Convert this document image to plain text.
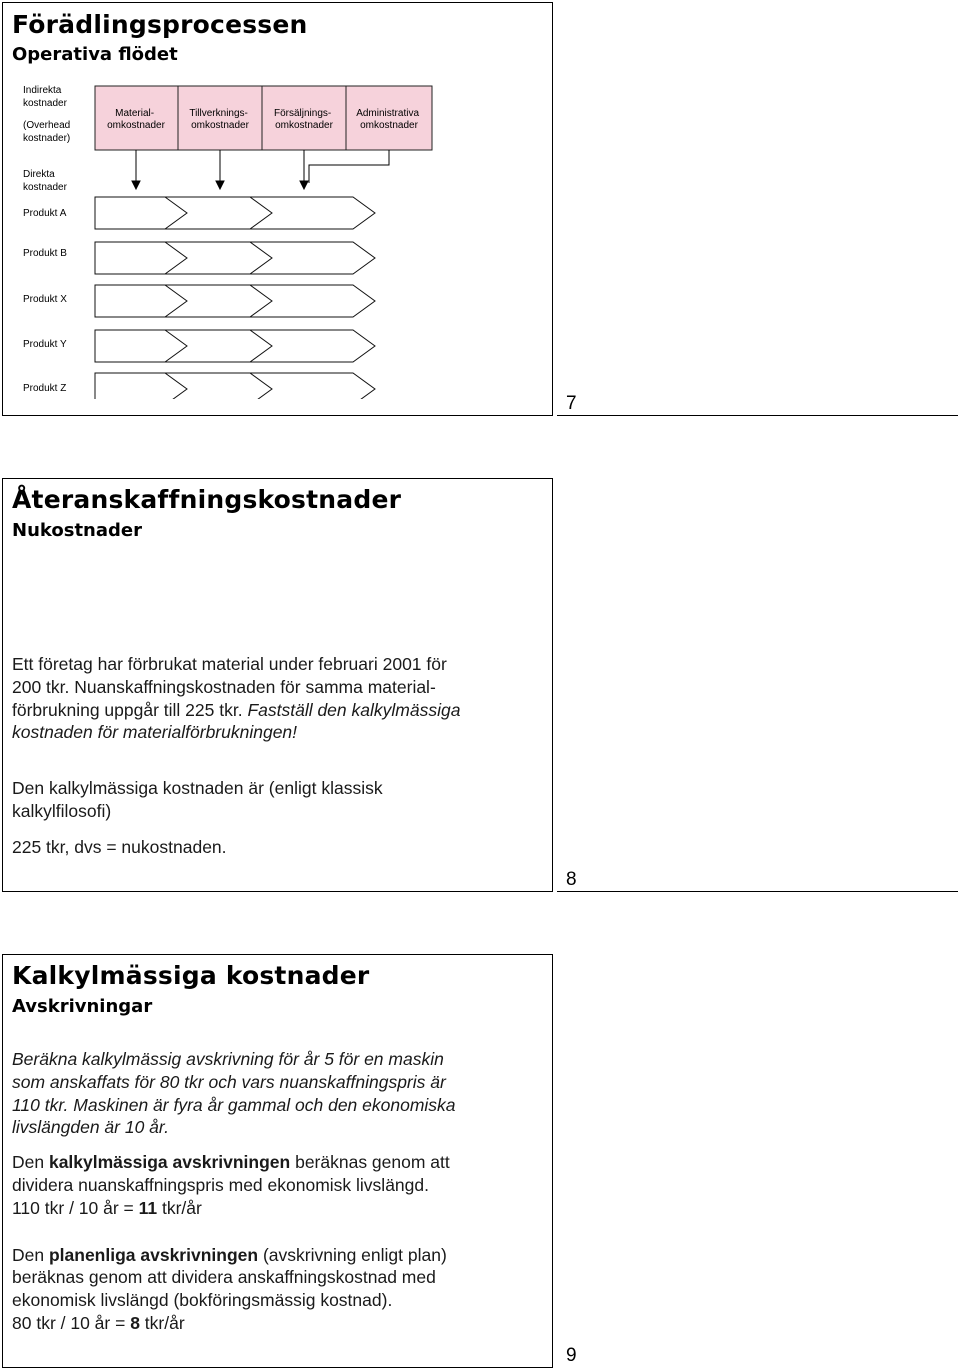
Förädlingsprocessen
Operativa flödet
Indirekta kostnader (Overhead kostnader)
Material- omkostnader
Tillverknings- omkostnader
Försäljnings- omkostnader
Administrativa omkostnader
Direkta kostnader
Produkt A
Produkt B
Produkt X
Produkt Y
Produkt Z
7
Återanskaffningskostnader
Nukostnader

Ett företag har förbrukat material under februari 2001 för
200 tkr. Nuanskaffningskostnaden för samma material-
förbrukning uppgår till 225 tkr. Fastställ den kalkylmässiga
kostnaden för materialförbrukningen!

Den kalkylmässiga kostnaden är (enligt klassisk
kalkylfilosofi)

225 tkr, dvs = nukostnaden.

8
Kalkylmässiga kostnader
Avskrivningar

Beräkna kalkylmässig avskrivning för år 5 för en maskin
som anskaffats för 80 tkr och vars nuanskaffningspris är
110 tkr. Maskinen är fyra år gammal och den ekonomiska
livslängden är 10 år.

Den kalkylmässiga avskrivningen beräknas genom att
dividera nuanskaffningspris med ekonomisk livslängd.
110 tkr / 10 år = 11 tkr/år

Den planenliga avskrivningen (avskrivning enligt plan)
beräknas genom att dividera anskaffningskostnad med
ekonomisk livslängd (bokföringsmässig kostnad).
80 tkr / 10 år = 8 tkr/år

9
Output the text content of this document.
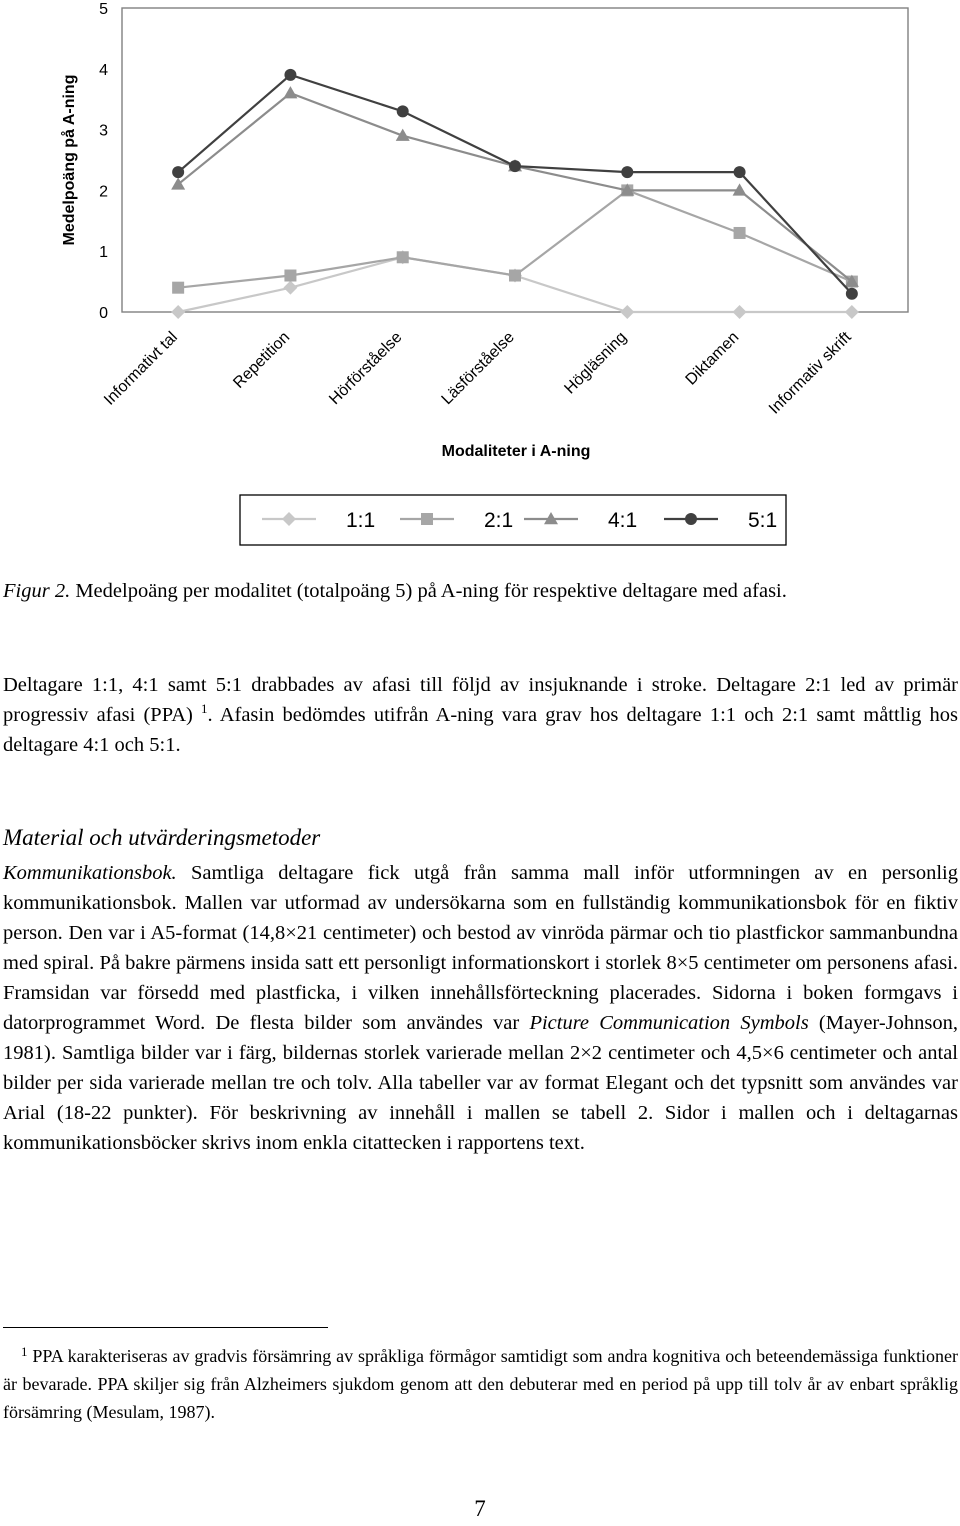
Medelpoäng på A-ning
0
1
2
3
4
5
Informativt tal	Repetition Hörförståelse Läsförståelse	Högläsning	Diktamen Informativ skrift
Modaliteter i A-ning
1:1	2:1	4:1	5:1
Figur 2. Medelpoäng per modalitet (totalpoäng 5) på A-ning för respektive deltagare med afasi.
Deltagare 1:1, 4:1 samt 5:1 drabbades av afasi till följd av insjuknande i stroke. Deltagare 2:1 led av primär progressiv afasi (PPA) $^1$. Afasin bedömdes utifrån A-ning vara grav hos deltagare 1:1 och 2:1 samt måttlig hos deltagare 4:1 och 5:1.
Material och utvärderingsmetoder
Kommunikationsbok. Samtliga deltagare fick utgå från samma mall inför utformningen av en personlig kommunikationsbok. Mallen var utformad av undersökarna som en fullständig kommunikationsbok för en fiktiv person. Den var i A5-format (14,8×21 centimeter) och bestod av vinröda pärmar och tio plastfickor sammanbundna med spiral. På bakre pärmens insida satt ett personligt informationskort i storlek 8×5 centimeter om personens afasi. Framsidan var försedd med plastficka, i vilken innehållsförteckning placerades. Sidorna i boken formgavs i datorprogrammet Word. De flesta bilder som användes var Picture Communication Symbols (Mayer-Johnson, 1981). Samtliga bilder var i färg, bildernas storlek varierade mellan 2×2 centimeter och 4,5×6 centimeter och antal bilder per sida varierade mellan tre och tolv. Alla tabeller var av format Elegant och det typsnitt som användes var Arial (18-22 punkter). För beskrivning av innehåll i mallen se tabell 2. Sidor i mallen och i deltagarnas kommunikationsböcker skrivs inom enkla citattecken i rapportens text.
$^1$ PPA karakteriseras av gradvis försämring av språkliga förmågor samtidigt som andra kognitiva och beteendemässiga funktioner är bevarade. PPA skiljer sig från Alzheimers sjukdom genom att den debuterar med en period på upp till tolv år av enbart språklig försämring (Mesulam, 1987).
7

▬▬▬▬▬▬

About this exercise: Repeat the whole of the material above exactly, but keep the pictures out.

The answer:
Convert this document image to plain text.
Förädlingsprocessen
Operativa flödet
Indirekta kostnader (Overhead kostnader)
Material- omkostnader
Tillverknings- omkostnader
Försäljnings- omkostnader
Administrativa omkostnader
Direkta kostnader
Produkt A
Produkt B
Produkt X
Produkt Y
Produkt Z
7
Återanskaffningskostnader
Nukostnader

Ett företag har förbrukat material under februari 2001 för
200 tkr. Nuanskaffningskostnaden för samma material-
förbrukning uppgår till 225 tkr. Fastställ den kalkylmässiga
kostnaden för materialförbrukningen!

Den kalkylmässiga kostnaden är (enligt klassisk
kalkylfilosofi)

225 tkr, dvs = nukostnaden.

8
Kalkylmässiga kostnader
Avskrivningar

Beräkna kalkylmässig avskrivning för år 5 för en maskin
som anskaffats för 80 tkr och vars nuanskaffningspris är
110 tkr. Maskinen är fyra år gammal och den ekonomiska
livslängden är 10 år.

Den kalkylmässiga avskrivningen beräknas genom att
dividera nuanskaffningspris med ekonomisk livslängd.
110 tkr / 10 år = 11 tkr/år

Den planenliga avskrivningen (avskrivning enligt plan)
beräknas genom att dividera anskaffningskostnad med
ekonomisk livslängd (bokföringsmässig kostnad).
80 tkr / 10 år = 8 tkr/år

9
Output the text content of this document.
Medelpoäng på A-ning
0
1
2
3
4
5
Informativt tal	Repetition Hörförståelse Läsförståelse	Högläsning	Diktamen Informativ skrift
Modaliteter i A-ning
1:1	2:1	4:1	5:1
Figur 2. Medelpoäng per modalitet (totalpoäng 5) på A-ning för respektive deltagare med afasi.
Deltagare 1:1, 4:1 samt 5:1 drabbades av afasi till följd av insjuknande i stroke. Deltagare 2:1 led av primär progressiv afasi (PPA) $^1$. Afasin bedömdes utifrån A-ning vara grav hos deltagare 1:1 och 2:1 samt måttlig hos deltagare 4:1 och 5:1.
Material och utvärderingsmetoder
Kommunikationsbok. Samtliga deltagare fick utgå från samma mall inför utformningen av en personlig kommunikationsbok. Mallen var utformad av undersökarna som en fullständig kommunikationsbok för en fiktiv person. Den var i A5-format (14,8×21 centimeter) och bestod av vinröda pärmar och tio plastfickor sammanbundna med spiral. På bakre pärmens insida satt ett personligt informationskort i storlek 8×5 centimeter om personens afasi. Framsidan var försedd med plastficka, i vilken innehållsförteckning placerades. Sidorna i boken formgavs i datorprogrammet Word. De flesta bilder som användes var Picture Communication Symbols (Mayer-Johnson, 1981). Samtliga bilder var i färg, bildernas storlek varierade mellan 2×2 centimeter och 4,5×6 centimeter och antal bilder per sida varierade mellan tre och tolv. Alla tabeller var av format Elegant och det typsnitt som användes var Arial (18-22 punkter). För beskrivning av innehåll i mallen se tabell 2. Sidor i mallen och i deltagarnas kommunikationsböcker skrivs inom enkla citattecken i rapportens text.
$^1$ PPA karakteriseras av gradvis försämring av språkliga förmågor samtidigt som andra kognitiva och beteendemässiga funktioner är bevarade. PPA skiljer sig från Alzheimers sjukdom genom att den debuterar med en period på upp till tolv år av enbart språklig försämring (Mesulam, 1987).
7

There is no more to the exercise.